> [WHAT THE TASK REQUIRES] Check every line below for the word "তকসহ" and give only the number of lines where it appears.
- - - - -
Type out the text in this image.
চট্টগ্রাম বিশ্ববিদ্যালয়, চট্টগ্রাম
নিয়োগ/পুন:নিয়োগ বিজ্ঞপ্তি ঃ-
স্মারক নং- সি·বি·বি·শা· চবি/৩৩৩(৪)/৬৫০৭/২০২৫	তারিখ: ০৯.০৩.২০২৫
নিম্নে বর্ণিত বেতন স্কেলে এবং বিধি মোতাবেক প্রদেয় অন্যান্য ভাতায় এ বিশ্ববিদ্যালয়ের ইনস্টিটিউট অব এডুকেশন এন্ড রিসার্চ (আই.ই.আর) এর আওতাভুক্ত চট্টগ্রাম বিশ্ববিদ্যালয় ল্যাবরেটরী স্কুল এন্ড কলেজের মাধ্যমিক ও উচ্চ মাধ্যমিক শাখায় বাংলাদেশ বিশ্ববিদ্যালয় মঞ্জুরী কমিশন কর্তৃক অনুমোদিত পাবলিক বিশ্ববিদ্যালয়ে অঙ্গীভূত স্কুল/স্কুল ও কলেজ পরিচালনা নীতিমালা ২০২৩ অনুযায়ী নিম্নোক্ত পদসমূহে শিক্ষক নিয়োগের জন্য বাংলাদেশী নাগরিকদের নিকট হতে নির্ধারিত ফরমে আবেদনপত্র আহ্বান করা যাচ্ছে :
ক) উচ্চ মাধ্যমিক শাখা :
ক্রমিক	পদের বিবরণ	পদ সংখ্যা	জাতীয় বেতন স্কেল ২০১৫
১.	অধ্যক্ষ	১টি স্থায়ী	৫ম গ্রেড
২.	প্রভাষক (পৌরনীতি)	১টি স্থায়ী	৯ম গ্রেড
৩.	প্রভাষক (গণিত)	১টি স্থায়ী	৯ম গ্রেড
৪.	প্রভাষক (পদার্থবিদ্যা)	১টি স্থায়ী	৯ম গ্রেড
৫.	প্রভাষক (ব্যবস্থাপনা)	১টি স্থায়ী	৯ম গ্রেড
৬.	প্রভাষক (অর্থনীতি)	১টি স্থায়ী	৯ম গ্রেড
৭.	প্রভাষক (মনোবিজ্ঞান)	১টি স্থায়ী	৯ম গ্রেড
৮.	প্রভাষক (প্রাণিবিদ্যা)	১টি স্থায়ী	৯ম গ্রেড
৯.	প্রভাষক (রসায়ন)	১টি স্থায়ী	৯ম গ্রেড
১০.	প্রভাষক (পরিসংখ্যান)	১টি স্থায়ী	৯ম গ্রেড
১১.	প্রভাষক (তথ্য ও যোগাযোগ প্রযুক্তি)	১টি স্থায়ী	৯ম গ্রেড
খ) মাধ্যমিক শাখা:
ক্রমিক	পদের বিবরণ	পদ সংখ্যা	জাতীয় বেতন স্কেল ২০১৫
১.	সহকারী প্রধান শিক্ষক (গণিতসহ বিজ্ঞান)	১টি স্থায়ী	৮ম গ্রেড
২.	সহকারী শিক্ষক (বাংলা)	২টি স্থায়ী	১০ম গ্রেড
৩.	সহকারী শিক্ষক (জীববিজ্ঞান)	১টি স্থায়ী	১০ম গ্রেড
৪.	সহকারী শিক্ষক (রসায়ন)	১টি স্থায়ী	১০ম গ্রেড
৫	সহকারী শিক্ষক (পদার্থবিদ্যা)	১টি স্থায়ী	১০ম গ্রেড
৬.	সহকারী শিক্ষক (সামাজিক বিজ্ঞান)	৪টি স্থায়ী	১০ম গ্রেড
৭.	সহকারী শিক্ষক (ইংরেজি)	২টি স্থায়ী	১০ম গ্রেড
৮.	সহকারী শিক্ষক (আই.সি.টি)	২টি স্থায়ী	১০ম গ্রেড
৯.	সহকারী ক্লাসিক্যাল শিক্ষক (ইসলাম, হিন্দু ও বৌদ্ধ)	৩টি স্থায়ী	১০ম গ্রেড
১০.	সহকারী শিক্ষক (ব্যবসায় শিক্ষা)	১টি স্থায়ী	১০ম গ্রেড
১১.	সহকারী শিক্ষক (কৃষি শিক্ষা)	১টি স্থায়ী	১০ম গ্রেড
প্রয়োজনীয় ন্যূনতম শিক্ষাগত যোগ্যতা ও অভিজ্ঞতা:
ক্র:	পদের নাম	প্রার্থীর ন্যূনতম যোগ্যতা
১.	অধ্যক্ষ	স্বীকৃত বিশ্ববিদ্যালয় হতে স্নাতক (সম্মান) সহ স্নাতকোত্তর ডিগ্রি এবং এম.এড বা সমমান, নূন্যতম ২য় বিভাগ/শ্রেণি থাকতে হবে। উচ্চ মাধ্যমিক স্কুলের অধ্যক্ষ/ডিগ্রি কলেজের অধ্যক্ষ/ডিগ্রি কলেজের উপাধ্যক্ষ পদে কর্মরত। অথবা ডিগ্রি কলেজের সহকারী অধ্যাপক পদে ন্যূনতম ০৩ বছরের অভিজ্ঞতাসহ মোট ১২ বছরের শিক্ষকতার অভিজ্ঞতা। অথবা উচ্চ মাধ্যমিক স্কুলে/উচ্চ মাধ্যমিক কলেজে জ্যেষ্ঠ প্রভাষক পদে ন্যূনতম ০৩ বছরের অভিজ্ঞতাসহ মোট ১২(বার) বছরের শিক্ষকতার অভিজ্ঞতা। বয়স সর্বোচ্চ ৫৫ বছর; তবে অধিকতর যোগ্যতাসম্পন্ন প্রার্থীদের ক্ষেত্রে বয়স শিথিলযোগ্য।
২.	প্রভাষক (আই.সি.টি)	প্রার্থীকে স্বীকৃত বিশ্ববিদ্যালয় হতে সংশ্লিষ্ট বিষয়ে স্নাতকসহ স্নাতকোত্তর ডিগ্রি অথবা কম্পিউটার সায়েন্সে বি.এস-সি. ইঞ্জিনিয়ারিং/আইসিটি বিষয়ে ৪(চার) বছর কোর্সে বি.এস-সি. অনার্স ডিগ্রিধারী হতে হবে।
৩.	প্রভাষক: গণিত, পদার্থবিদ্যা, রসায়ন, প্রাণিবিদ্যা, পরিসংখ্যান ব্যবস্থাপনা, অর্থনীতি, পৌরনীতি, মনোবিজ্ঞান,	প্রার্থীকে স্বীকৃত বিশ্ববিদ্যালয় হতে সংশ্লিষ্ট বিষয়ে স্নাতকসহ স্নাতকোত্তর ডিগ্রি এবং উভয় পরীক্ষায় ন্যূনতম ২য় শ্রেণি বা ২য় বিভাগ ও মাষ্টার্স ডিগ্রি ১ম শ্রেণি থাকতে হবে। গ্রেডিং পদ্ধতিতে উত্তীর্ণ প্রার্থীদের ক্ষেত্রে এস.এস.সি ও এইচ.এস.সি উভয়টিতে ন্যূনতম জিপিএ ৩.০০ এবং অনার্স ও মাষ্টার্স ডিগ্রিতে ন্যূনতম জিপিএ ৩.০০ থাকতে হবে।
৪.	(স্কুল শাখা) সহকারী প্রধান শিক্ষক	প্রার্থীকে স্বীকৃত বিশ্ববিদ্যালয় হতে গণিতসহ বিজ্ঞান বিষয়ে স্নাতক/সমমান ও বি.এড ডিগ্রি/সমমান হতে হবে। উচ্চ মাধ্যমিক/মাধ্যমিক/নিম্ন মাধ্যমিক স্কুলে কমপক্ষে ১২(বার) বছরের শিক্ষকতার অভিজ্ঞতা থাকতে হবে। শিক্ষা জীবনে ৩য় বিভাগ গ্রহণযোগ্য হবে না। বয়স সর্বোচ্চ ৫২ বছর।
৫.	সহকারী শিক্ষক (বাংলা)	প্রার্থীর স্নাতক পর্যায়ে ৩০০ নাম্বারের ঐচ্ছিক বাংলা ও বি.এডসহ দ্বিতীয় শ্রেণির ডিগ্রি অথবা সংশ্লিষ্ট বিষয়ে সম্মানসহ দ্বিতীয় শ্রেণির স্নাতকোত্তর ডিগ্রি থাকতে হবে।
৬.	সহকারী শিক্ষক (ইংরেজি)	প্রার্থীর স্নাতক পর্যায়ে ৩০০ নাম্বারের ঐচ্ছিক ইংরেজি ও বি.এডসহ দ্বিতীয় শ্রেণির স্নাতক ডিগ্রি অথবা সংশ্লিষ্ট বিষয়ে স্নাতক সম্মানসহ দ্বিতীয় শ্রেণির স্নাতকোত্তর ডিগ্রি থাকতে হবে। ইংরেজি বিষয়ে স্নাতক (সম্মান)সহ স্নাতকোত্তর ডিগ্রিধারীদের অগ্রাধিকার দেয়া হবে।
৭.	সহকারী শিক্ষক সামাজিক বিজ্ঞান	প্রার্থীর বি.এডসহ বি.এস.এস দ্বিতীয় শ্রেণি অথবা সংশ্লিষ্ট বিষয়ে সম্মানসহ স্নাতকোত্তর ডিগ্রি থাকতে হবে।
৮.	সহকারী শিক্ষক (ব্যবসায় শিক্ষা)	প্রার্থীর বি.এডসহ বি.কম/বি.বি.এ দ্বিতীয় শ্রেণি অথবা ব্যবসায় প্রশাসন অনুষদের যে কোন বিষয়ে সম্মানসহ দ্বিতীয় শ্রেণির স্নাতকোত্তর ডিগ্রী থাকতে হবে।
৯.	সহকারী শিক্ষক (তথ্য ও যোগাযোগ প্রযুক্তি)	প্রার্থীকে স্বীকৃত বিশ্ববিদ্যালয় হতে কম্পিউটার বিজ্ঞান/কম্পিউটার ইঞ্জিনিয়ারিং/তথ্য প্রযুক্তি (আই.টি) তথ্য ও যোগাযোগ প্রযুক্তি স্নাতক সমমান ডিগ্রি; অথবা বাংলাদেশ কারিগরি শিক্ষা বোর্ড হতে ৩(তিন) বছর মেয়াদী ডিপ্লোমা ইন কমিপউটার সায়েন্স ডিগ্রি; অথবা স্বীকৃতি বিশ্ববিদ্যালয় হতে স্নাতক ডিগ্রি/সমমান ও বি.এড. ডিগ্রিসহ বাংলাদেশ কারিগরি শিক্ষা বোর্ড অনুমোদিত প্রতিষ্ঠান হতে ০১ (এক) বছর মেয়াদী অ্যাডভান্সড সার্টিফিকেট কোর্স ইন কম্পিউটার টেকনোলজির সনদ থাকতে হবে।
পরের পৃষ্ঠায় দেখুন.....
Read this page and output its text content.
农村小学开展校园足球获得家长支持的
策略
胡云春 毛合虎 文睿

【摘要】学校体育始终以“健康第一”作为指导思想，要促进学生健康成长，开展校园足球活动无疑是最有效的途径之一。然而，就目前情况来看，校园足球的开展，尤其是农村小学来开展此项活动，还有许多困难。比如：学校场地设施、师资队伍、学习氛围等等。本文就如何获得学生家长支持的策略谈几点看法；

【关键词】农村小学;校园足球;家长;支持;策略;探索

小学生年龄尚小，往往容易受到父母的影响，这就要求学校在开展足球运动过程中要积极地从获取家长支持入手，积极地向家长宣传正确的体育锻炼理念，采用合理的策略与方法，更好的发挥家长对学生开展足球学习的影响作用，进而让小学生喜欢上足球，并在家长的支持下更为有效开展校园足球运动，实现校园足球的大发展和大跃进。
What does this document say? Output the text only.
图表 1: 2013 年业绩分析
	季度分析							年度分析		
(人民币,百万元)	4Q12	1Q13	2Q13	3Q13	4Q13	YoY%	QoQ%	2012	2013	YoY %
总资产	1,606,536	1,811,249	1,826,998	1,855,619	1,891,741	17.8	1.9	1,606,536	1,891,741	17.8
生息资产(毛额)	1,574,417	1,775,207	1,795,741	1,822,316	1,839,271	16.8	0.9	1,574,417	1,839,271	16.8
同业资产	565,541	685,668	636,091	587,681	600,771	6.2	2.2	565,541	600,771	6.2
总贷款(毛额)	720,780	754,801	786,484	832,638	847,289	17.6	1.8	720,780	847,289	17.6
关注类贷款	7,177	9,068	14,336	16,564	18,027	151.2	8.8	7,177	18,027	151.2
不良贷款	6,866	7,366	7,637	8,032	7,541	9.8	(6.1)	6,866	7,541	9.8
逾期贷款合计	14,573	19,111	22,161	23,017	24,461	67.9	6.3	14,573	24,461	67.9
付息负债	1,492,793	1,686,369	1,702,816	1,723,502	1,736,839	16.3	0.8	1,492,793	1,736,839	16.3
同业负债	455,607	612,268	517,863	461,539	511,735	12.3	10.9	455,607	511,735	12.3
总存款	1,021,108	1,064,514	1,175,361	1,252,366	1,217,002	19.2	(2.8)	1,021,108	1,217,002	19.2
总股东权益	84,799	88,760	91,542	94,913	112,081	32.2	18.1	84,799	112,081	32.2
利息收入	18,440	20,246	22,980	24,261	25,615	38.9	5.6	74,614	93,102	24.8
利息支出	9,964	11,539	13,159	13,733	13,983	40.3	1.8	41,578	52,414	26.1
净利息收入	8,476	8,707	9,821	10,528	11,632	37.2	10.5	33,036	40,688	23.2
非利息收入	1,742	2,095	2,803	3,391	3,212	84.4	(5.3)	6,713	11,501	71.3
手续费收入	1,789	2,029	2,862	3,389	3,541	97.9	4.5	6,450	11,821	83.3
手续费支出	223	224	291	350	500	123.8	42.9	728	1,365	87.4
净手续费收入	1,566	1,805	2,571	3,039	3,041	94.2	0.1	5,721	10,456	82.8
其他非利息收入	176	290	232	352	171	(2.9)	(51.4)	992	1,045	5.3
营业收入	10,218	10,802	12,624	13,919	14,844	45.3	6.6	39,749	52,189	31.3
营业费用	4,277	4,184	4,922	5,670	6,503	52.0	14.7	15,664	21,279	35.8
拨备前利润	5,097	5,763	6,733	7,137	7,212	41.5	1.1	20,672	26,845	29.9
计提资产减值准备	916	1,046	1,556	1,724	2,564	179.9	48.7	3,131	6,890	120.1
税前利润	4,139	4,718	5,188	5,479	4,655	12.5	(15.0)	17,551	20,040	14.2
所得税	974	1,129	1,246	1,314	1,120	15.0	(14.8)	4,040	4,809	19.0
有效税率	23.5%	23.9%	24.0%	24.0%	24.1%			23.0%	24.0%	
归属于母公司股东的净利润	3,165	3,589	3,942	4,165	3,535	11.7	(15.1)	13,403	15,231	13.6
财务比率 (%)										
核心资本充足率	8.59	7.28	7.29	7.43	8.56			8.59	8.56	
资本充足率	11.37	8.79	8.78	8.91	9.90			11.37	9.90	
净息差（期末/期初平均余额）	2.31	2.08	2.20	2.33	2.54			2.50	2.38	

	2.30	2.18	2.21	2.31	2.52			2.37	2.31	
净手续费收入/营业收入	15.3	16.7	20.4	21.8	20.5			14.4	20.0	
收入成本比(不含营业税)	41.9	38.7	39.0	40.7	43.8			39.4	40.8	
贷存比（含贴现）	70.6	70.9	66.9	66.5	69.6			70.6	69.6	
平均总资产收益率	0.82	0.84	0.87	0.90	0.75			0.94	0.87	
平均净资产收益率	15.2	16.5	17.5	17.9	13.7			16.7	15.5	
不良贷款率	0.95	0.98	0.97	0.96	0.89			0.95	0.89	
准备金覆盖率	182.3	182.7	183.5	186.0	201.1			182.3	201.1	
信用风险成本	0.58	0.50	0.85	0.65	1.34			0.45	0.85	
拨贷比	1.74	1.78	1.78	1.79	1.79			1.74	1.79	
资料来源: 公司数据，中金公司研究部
- - - - -
> [SOLUTION TO THE PROBLEM] 2